▼▼▼

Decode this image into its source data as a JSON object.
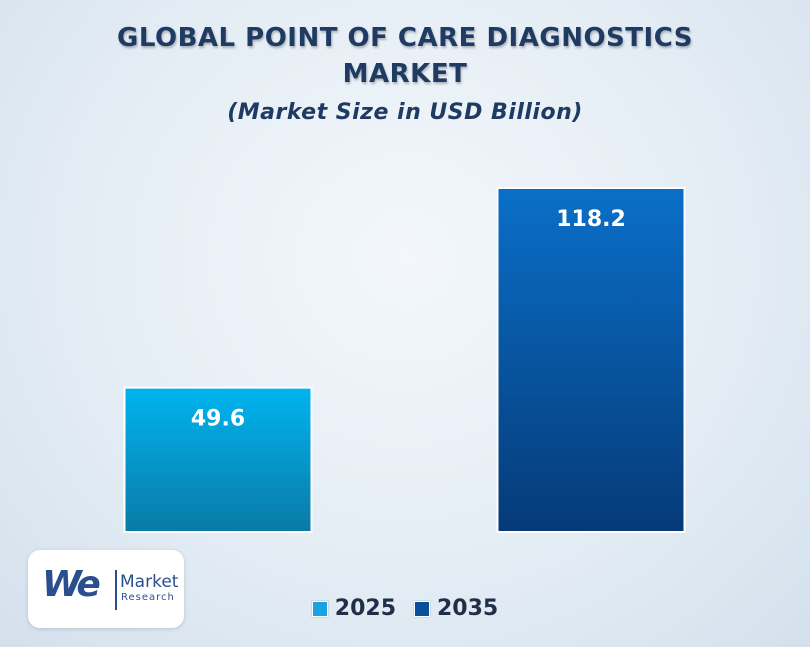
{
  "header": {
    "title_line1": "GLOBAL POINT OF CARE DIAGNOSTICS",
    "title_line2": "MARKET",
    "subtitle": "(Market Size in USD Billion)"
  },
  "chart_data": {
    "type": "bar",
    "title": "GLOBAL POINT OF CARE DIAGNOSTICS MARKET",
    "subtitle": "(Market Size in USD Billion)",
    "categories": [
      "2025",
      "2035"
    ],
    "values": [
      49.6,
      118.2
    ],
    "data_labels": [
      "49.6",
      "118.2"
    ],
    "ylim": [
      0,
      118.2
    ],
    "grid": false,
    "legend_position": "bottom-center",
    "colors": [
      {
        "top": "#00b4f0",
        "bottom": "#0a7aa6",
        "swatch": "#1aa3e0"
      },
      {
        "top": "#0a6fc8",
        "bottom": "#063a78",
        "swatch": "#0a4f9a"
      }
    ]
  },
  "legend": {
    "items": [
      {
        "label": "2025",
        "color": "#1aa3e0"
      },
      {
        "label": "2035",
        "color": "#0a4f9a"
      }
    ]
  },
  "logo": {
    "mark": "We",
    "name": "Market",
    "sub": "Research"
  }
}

▲▲▲

▸ **Written exercise**
Write out all the entries exactly, except for the pictures.

▸ **Answer to this exercise**
Decode this image into its source data as a JSON object.
{
  "header": {
    "title_line1": "GLOBAL POINT OF CARE DIAGNOSTICS",
    "title_line2": "MARKET",
    "subtitle": "(Market Size in USD Billion)"
  },
  "chart_data": {
    "type": "bar",
    "title": "GLOBAL POINT OF CARE DIAGNOSTICS MARKET",
    "subtitle": "(Market Size in USD Billion)",
    "categories": [
      "2025",
      "2035"
    ],
    "values": [
      49.6,
      118.2
    ],
    "data_labels": [
      "49.6",
      "118.2"
    ],
    "ylim": [
      0,
      118.2
    ],
    "grid": false,
    "legend_position": "bottom-center",
    "colors": [
      {
        "top": "#00b4f0",
        "bottom": "#0a7aa6",
        "swatch": "#1aa3e0"
      },
      {
        "top": "#0a6fc8",
        "bottom": "#063a78",
        "swatch": "#0a4f9a"
      }
    ]
  },
  "legend": {
    "items": [
      {
        "label": "2025",
        "color": "#1aa3e0"
      },
      {
        "label": "2035",
        "color": "#0a4f9a"
      }
    ]
  },
  "logo": {
    "mark": "We",
    "name": "Market",
    "sub": "Research"
  }
}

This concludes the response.